REQUIRED TASK →
Images embedded in the records are excluded; print everything else exactly as given.

RAW RECORDS →
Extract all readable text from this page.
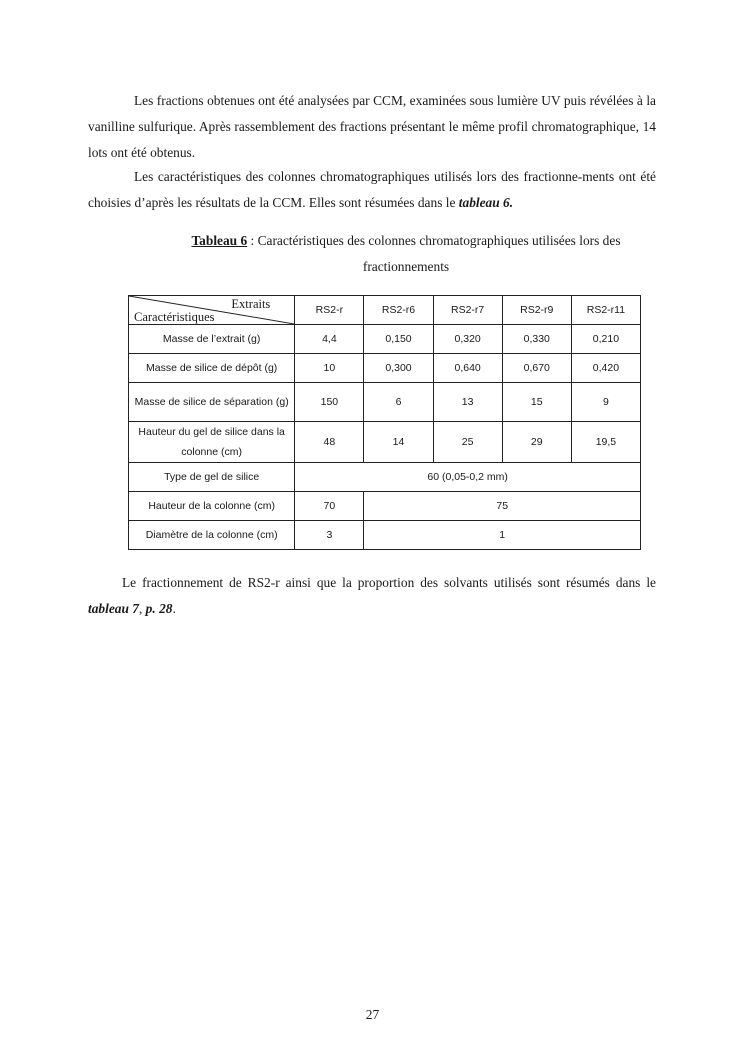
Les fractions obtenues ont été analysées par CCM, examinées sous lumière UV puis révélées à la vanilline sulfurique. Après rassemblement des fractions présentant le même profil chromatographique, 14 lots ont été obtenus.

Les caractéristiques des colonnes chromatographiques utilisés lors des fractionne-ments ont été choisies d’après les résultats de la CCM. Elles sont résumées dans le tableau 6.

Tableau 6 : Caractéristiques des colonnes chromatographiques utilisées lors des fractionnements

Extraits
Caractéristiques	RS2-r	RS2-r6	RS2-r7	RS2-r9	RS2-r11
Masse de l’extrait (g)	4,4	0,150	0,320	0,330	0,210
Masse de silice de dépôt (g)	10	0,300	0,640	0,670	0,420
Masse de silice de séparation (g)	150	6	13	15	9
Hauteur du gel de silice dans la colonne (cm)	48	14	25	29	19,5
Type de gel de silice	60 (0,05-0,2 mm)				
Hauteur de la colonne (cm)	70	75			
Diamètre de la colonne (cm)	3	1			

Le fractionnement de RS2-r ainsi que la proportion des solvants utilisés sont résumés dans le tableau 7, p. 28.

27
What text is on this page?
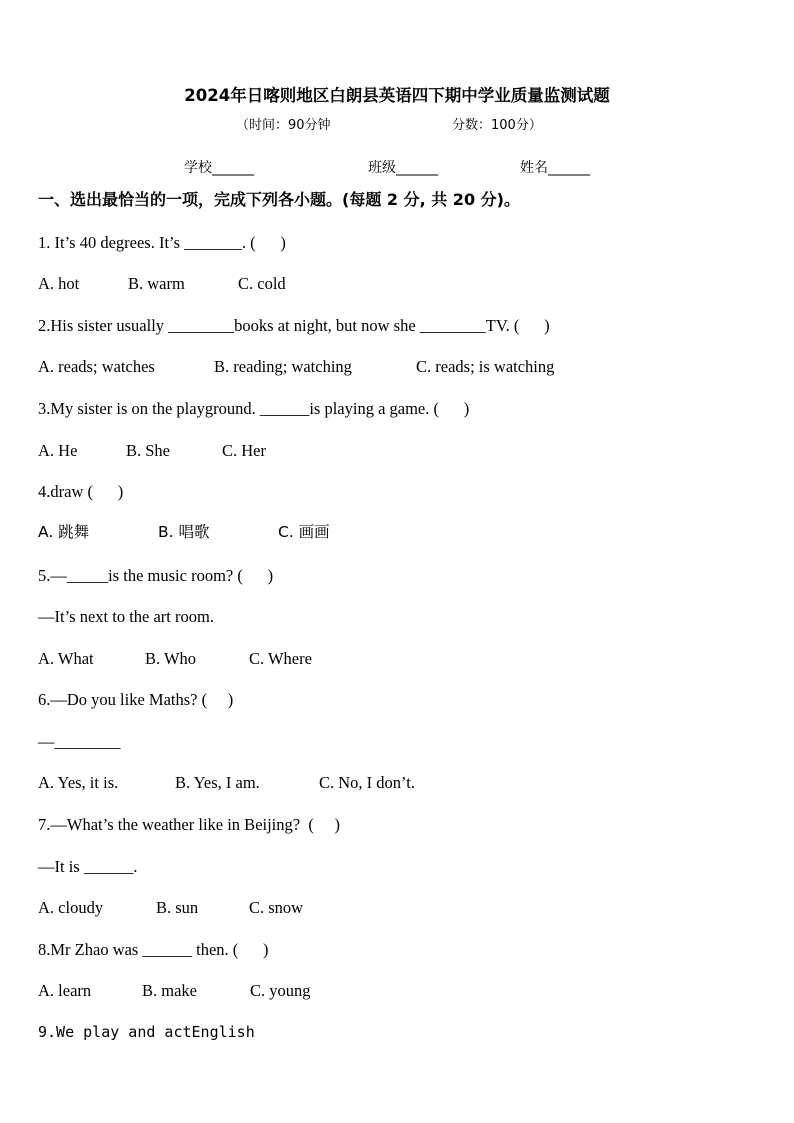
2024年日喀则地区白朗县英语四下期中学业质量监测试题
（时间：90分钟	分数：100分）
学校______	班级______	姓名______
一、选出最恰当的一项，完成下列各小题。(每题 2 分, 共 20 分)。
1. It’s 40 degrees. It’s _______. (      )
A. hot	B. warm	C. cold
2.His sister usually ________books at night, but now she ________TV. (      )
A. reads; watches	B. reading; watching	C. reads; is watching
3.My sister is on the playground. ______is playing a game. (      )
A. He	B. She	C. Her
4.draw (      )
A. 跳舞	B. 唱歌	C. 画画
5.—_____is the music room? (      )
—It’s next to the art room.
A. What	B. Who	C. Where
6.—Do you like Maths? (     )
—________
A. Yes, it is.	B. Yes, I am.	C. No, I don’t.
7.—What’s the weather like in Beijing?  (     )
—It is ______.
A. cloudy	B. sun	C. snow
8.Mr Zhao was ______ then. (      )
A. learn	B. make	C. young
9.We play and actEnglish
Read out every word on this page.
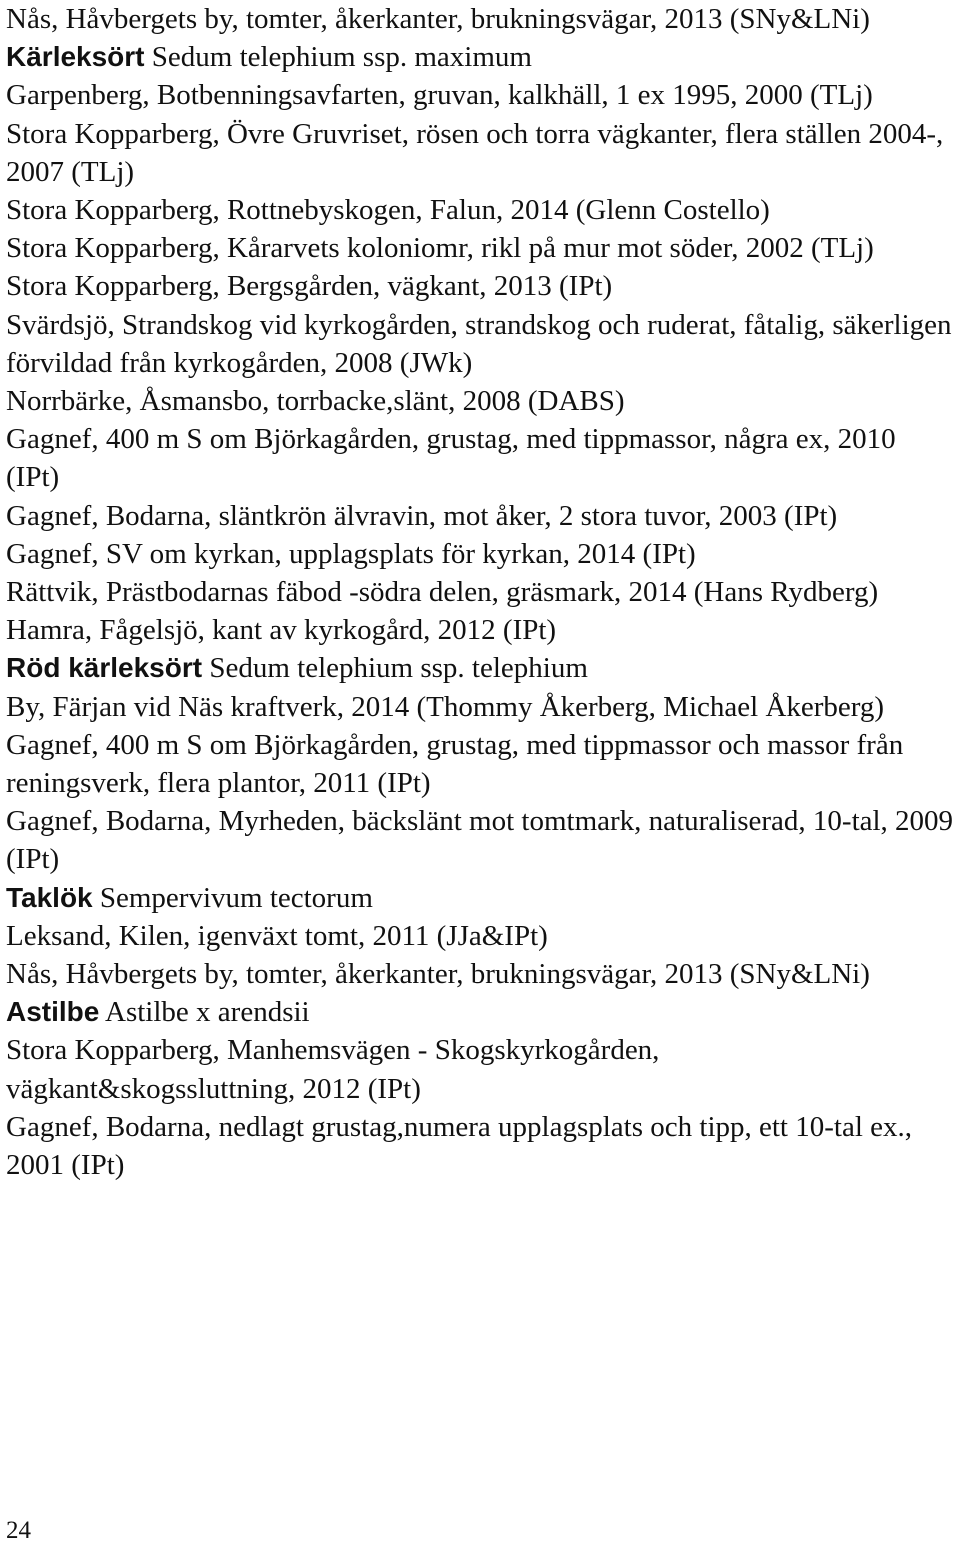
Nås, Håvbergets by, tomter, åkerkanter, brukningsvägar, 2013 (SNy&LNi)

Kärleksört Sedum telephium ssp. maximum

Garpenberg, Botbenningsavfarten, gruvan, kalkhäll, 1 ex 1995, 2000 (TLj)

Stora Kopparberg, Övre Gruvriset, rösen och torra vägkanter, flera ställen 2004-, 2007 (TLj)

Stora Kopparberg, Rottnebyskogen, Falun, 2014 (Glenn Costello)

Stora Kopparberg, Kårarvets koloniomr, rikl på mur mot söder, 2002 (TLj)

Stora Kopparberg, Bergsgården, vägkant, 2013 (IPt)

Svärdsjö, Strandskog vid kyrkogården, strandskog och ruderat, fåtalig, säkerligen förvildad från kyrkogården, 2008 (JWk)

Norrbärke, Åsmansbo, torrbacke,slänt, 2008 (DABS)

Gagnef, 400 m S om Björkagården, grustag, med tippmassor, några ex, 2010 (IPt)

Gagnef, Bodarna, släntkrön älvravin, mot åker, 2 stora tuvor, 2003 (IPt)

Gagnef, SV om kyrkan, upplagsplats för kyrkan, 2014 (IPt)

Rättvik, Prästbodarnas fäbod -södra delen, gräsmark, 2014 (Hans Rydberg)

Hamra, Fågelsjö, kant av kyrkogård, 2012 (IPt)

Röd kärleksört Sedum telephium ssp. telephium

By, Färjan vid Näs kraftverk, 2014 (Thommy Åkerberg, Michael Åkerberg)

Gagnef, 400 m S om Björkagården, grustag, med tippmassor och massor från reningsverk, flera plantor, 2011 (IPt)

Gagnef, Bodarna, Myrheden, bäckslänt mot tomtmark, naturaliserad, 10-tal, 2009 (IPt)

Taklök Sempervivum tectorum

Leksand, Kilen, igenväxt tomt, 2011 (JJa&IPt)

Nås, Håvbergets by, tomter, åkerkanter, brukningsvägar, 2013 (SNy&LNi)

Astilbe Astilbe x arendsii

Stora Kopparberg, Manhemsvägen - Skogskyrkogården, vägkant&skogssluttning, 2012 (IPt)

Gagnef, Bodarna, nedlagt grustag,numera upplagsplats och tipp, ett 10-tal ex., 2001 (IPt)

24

ANSWER BELOW →
Extract all readable text from this page.
Les fractions obtenues ont été analysées par CCM, examinées sous lumière UV puis révélées à la vanilline sulfurique. Après rassemblement des fractions présentant le même profil chromatographique, 14 lots ont été obtenus.

Les caractéristiques des colonnes chromatographiques utilisés lors des fractionne-ments ont été choisies d’après les résultats de la CCM. Elles sont résumées dans le tableau 6.

Tableau 6 : Caractéristiques des colonnes chromatographiques utilisées lors des fractionnements

Extraits
Caractéristiques	RS2-r	RS2-r6	RS2-r7	RS2-r9	RS2-r11
Masse de l’extrait (g)	4,4	0,150	0,320	0,330	0,210
Masse de silice de dépôt (g)	10	0,300	0,640	0,670	0,420
Masse de silice de séparation (g)	150	6	13	15	9
Hauteur du gel de silice dans la colonne (cm)	48	14	25	29	19,5
Type de gel de silice	60 (0,05-0,2 mm)				
Hauteur de la colonne (cm)	70	75			
Diamètre de la colonne (cm)	3	1			

Le fractionnement de RS2-r ainsi que la proportion des solvants utilisés sont résumés dans le tableau 7, p. 28.

27
What text is on this page?
2024年日喀则地区白朗县英语四下期中学业质量监测试题
（时间：90分钟	分数：100分）
学校______	班级______	姓名______
一、选出最恰当的一项，完成下列各小题。(每题 2 分, 共 20 分)。
1. It’s 40 degrees. It’s _______. (      )
A. hot	B. warm	C. cold
2.His sister usually ________books at night, but now she ________TV. (      )
A. reads; watches	B. reading; watching	C. reads; is watching
3.My sister is on the playground. ______is playing a game. (      )
A. He	B. She	C. Her
4.draw (      )
A. 跳舞	B. 唱歌	C. 画画
5.—_____is the music room? (      )
—It’s next to the art room.
A. What	B. Who	C. Where
6.—Do you like Maths? (     )
—________
A. Yes, it is.	B. Yes, I am.	C. No, I don’t.
7.—What’s the weather like in Beijing?  (     )
—It is ______.
A. cloudy	B. sun	C. snow
8.Mr Zhao was ______ then. (      )
A. learn	B. make	C. young
9.We play and actEnglish
Read out every word on this page.
Nås, Håvbergets by, tomter, åkerkanter, brukningsvägar, 2013 (SNy&LNi)

Kärleksört Sedum telephium ssp. maximum

Garpenberg, Botbenningsavfarten, gruvan, kalkhäll, 1 ex 1995, 2000 (TLj)

Stora Kopparberg, Övre Gruvriset, rösen och torra vägkanter, flera ställen 2004-, 2007 (TLj)

Stora Kopparberg, Rottnebyskogen, Falun, 2014 (Glenn Costello)

Stora Kopparberg, Kårarvets koloniomr, rikl på mur mot söder, 2002 (TLj)

Stora Kopparberg, Bergsgården, vägkant, 2013 (IPt)

Svärdsjö, Strandskog vid kyrkogården, strandskog och ruderat, fåtalig, säkerligen förvildad från kyrkogården, 2008 (JWk)

Norrbärke, Åsmansbo, torrbacke,slänt, 2008 (DABS)

Gagnef, 400 m S om Björkagården, grustag, med tippmassor, några ex, 2010 (IPt)

Gagnef, Bodarna, släntkrön älvravin, mot åker, 2 stora tuvor, 2003 (IPt)

Gagnef, SV om kyrkan, upplagsplats för kyrkan, 2014 (IPt)

Rättvik, Prästbodarnas fäbod -södra delen, gräsmark, 2014 (Hans Rydberg)

Hamra, Fågelsjö, kant av kyrkogård, 2012 (IPt)

Röd kärleksört Sedum telephium ssp. telephium

By, Färjan vid Näs kraftverk, 2014 (Thommy Åkerberg, Michael Åkerberg)

Gagnef, 400 m S om Björkagården, grustag, med tippmassor och massor från reningsverk, flera plantor, 2011 (IPt)

Gagnef, Bodarna, Myrheden, bäckslänt mot tomtmark, naturaliserad, 10-tal, 2009 (IPt)

Taklök Sempervivum tectorum

Leksand, Kilen, igenväxt tomt, 2011 (JJa&IPt)

Nås, Håvbergets by, tomter, åkerkanter, brukningsvägar, 2013 (SNy&LNi)

Astilbe Astilbe x arendsii

Stora Kopparberg, Manhemsvägen - Skogskyrkogården, vägkant&skogssluttning, 2012 (IPt)

Gagnef, Bodarna, nedlagt grustag,numera upplagsplats och tipp, ett 10-tal ex., 2001 (IPt)

24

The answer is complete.